Data entries:
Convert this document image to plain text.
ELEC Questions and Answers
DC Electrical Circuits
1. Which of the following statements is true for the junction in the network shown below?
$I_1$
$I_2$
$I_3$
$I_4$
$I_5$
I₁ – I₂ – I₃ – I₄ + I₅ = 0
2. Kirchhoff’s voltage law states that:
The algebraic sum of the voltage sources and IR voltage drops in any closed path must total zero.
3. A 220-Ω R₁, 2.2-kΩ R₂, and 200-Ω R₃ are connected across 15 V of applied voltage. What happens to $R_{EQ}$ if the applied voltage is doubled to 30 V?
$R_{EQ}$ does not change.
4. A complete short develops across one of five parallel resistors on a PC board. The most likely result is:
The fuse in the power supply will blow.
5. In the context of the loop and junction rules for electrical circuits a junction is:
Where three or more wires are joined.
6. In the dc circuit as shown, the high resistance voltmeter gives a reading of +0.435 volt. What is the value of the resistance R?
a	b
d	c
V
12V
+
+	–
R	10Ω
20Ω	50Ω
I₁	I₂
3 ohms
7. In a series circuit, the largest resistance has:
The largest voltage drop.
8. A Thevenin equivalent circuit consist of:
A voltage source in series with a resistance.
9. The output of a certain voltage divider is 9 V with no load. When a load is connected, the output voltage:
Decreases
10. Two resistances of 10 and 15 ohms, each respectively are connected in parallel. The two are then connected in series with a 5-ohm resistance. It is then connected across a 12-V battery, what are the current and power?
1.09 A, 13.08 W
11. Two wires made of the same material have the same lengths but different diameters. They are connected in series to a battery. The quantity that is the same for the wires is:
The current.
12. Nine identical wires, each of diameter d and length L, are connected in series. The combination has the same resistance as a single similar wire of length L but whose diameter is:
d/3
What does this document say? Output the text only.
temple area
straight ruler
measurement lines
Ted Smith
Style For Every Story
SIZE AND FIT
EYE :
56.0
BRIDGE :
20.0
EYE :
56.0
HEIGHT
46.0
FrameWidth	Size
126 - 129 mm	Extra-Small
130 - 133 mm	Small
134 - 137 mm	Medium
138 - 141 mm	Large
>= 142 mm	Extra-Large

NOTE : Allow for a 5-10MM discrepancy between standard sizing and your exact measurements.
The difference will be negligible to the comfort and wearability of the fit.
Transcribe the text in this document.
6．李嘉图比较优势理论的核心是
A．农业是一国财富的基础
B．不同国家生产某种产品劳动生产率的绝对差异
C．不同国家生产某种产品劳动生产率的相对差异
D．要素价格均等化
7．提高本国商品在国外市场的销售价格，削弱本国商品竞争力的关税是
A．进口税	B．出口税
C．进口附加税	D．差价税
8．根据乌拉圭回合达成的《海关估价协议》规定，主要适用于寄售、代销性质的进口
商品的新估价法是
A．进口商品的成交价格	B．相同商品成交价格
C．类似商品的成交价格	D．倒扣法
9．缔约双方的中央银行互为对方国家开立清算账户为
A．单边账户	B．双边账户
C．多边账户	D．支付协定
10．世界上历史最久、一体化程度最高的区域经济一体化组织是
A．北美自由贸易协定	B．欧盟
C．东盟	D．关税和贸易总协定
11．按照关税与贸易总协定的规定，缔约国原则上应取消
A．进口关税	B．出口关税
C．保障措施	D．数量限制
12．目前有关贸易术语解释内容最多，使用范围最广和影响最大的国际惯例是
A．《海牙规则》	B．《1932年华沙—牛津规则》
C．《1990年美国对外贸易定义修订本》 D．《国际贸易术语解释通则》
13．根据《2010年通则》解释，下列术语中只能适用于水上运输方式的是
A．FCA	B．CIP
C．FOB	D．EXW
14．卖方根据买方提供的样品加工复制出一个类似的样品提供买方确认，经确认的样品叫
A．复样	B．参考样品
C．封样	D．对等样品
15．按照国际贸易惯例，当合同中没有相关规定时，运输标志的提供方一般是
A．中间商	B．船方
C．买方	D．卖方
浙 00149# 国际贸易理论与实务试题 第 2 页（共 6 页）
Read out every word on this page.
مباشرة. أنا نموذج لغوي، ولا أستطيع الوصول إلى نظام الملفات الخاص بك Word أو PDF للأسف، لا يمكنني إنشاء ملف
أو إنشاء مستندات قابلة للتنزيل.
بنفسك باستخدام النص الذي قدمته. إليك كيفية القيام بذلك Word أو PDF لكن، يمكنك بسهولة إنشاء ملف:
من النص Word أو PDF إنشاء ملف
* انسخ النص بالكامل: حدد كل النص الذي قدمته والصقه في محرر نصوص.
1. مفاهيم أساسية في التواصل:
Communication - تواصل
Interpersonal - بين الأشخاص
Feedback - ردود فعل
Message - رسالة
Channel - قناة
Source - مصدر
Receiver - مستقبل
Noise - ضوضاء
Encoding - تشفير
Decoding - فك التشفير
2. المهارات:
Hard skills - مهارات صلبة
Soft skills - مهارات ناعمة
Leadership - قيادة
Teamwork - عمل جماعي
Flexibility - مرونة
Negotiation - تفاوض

Prompt.
Return all of the entries exactly as they were supplied.

Written solution.
Convert this document image to plain text.
ELEC Questions and Answers
DC Electrical Circuits
1. Which of the following statements is true for the junction in the network shown below?
$I_1$
$I_2$
$I_3$
$I_4$
$I_5$
I₁ – I₂ – I₃ – I₄ + I₅ = 0
2. Kirchhoff’s voltage law states that:
The algebraic sum of the voltage sources and IR voltage drops in any closed path must total zero.
3. A 220-Ω R₁, 2.2-kΩ R₂, and 200-Ω R₃ are connected across 15 V of applied voltage. What happens to $R_{EQ}$ if the applied voltage is doubled to 30 V?
$R_{EQ}$ does not change.
4. A complete short develops across one of five parallel resistors on a PC board. The most likely result is:
The fuse in the power supply will blow.
5. In the context of the loop and junction rules for electrical circuits a junction is:
Where three or more wires are joined.
6. In the dc circuit as shown, the high resistance voltmeter gives a reading of +0.435 volt. What is the value of the resistance R?
a	b
d	c
V
12V
+
+	–
R	10Ω
20Ω	50Ω
I₁	I₂
3 ohms
7. In a series circuit, the largest resistance has:
The largest voltage drop.
8. A Thevenin equivalent circuit consist of:
A voltage source in series with a resistance.
9. The output of a certain voltage divider is 9 V with no load. When a load is connected, the output voltage:
Decreases
10. Two resistances of 10 and 15 ohms, each respectively are connected in parallel. The two are then connected in series with a 5-ohm resistance. It is then connected across a 12-V battery, what are the current and power?
1.09 A, 13.08 W
11. Two wires made of the same material have the same lengths but different diameters. They are connected in series to a battery. The quantity that is the same for the wires is:
The current.
12. Nine identical wires, each of diameter d and length L, are connected in series. The combination has the same resistance as a single similar wire of length L but whose diameter is:
d/3
What does this document say? Output the text only.
temple area
straight ruler
measurement lines
Ted Smith
Style For Every Story
SIZE AND FIT
EYE :
56.0
BRIDGE :
20.0
EYE :
56.0
HEIGHT
46.0
FrameWidth	Size
126 - 129 mm	Extra-Small
130 - 133 mm	Small
134 - 137 mm	Medium
138 - 141 mm	Large
>= 142 mm	Extra-Large

NOTE : Allow for a 5-10MM discrepancy between standard sizing and your exact measurements.
The difference will be negligible to the comfort and wearability of the fit.
Transcribe the text in this document.
6．李嘉图比较优势理论的核心是
A．农业是一国财富的基础
B．不同国家生产某种产品劳动生产率的绝对差异
C．不同国家生产某种产品劳动生产率的相对差异
D．要素价格均等化
7．提高本国商品在国外市场的销售价格，削弱本国商品竞争力的关税是
A．进口税	B．出口税
C．进口附加税	D．差价税
8．根据乌拉圭回合达成的《海关估价协议》规定，主要适用于寄售、代销性质的进口
商品的新估价法是
A．进口商品的成交价格	B．相同商品成交价格
C．类似商品的成交价格	D．倒扣法
9．缔约双方的中央银行互为对方国家开立清算账户为
A．单边账户	B．双边账户
C．多边账户	D．支付协定
10．世界上历史最久、一体化程度最高的区域经济一体化组织是
A．北美自由贸易协定	B．欧盟
C．东盟	D．关税和贸易总协定
11．按照关税与贸易总协定的规定，缔约国原则上应取消
A．进口关税	B．出口关税
C．保障措施	D．数量限制
12．目前有关贸易术语解释内容最多，使用范围最广和影响最大的国际惯例是
A．《海牙规则》	B．《1932年华沙—牛津规则》
C．《1990年美国对外贸易定义修订本》 D．《国际贸易术语解释通则》
13．根据《2010年通则》解释，下列术语中只能适用于水上运输方式的是
A．FCA	B．CIP
C．FOB	D．EXW
14．卖方根据买方提供的样品加工复制出一个类似的样品提供买方确认，经确认的样品叫
A．复样	B．参考样品
C．封样	D．对等样品
15．按照国际贸易惯例，当合同中没有相关规定时，运输标志的提供方一般是
A．中间商	B．船方
C．买方	D．卖方
浙 00149# 国际贸易理论与实务试题 第 2 页（共 6 页）
Read out every word on this page.
مباشرة. أنا نموذج لغوي، ولا أستطيع الوصول إلى نظام الملفات الخاص بك Word أو PDF للأسف، لا يمكنني إنشاء ملف
أو إنشاء مستندات قابلة للتنزيل.
بنفسك باستخدام النص الذي قدمته. إليك كيفية القيام بذلك Word أو PDF لكن، يمكنك بسهولة إنشاء ملف:
من النص Word أو PDF إنشاء ملف
* انسخ النص بالكامل: حدد كل النص الذي قدمته والصقه في محرر نصوص.
1. مفاهيم أساسية في التواصل:
Communication - تواصل
Interpersonal - بين الأشخاص
Feedback - ردود فعل
Message - رسالة
Channel - قناة
Source - مصدر
Receiver - مستقبل
Noise - ضوضاء
Encoding - تشفير
Decoding - فك التشفير
2. المهارات:
Hard skills - مهارات صلبة
Soft skills - مهارات ناعمة
Leadership - قيادة
Teamwork - عمل جماعي
Flexibility - مرونة
Negotiation - تفاوض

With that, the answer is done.